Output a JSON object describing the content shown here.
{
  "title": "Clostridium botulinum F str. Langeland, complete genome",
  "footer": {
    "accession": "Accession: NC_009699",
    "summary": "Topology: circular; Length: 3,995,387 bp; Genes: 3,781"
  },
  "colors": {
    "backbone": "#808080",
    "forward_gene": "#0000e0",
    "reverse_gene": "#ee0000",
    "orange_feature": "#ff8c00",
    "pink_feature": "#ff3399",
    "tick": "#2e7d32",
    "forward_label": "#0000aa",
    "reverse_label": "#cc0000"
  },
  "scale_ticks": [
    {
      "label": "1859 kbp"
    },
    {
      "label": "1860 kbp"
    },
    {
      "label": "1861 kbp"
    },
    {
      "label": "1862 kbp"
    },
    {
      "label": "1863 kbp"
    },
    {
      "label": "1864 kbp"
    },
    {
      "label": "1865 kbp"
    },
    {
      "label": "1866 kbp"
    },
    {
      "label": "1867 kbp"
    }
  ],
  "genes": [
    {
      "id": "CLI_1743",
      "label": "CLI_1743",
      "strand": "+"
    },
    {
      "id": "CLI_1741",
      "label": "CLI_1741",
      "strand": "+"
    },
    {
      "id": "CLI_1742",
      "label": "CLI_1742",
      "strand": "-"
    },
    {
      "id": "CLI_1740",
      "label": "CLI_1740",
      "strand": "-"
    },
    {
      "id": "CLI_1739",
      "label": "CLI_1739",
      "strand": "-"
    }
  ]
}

- **TASK DIRECTIONS**
The material above should be given again in full, exactly.

- **RESULT**
Output a JSON object describing the content shown here.
{
  "title": "Clostridium botulinum F str. Langeland, complete genome",
  "footer": {
    "accession": "Accession: NC_009699",
    "summary": "Topology: circular; Length: 3,995,387 bp; Genes: 3,781"
  },
  "colors": {
    "backbone": "#808080",
    "forward_gene": "#0000e0",
    "reverse_gene": "#ee0000",
    "orange_feature": "#ff8c00",
    "pink_feature": "#ff3399",
    "tick": "#2e7d32",
    "forward_label": "#0000aa",
    "reverse_label": "#cc0000"
  },
  "scale_ticks": [
    {
      "label": "1859 kbp"
    },
    {
      "label": "1860 kbp"
    },
    {
      "label": "1861 kbp"
    },
    {
      "label": "1862 kbp"
    },
    {
      "label": "1863 kbp"
    },
    {
      "label": "1864 kbp"
    },
    {
      "label": "1865 kbp"
    },
    {
      "label": "1866 kbp"
    },
    {
      "label": "1867 kbp"
    }
  ],
  "genes": [
    {
      "id": "CLI_1743",
      "label": "CLI_1743",
      "strand": "+"
    },
    {
      "id": "CLI_1741",
      "label": "CLI_1741",
      "strand": "+"
    },
    {
      "id": "CLI_1742",
      "label": "CLI_1742",
      "strand": "-"
    },
    {
      "id": "CLI_1740",
      "label": "CLI_1740",
      "strand": "-"
    },
    {
      "id": "CLI_1739",
      "label": "CLI_1739",
      "strand": "-"
    }
  ]
}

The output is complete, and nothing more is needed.